--- Start Data for this exercise ---

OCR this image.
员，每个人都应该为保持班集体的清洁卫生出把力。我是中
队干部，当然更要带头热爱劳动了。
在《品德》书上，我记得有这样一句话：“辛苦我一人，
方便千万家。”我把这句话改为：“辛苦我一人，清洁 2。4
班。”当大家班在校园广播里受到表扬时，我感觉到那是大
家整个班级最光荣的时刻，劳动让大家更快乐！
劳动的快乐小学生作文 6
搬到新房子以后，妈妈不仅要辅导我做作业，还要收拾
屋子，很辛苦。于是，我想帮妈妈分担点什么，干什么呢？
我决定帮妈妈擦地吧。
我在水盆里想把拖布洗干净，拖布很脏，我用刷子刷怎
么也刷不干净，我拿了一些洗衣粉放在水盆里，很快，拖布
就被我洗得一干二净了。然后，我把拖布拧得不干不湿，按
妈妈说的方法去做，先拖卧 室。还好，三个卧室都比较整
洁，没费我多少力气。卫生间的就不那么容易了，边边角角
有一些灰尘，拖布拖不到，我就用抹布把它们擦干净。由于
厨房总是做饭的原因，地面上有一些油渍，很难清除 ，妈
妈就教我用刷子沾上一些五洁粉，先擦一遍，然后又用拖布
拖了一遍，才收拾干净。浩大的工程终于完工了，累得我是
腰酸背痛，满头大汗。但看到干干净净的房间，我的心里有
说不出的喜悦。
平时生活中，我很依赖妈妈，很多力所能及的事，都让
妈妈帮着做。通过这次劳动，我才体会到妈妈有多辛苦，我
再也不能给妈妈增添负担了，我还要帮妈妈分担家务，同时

--- End Data for this exercise ---

■ Requirements: Using the listing above, please repeat every entry exactly.

■ Answer to the exercise:
OCR this image.
员，每个人都应该为保持班集体的清洁卫生出把力。我是中
队干部，当然更要带头热爱劳动了。
在《品德》书上，我记得有这样一句话：“辛苦我一人，
方便千万家。”我把这句话改为：“辛苦我一人，清洁 2。4
班。”当大家班在校园广播里受到表扬时，我感觉到那是大
家整个班级最光荣的时刻，劳动让大家更快乐！
劳动的快乐小学生作文 6
搬到新房子以后，妈妈不仅要辅导我做作业，还要收拾
屋子，很辛苦。于是，我想帮妈妈分担点什么，干什么呢？
我决定帮妈妈擦地吧。
我在水盆里想把拖布洗干净，拖布很脏，我用刷子刷怎
么也刷不干净，我拿了一些洗衣粉放在水盆里，很快，拖布
就被我洗得一干二净了。然后，我把拖布拧得不干不湿，按
妈妈说的方法去做，先拖卧 室。还好，三个卧室都比较整
洁，没费我多少力气。卫生间的就不那么容易了，边边角角
有一些灰尘，拖布拖不到，我就用抹布把它们擦干净。由于
厨房总是做饭的原因，地面上有一些油渍，很难清除 ，妈
妈就教我用刷子沾上一些五洁粉，先擦一遍，然后又用拖布
拖了一遍，才收拾干净。浩大的工程终于完工了，累得我是
腰酸背痛，满头大汗。但看到干干净净的房间，我的心里有
说不出的喜悦。
平时生活中，我很依赖妈妈，很多力所能及的事，都让
妈妈帮着做。通过这次劳动，我才体会到妈妈有多辛苦，我
再也不能给妈妈增添负担了，我还要帮妈妈分担家务，同时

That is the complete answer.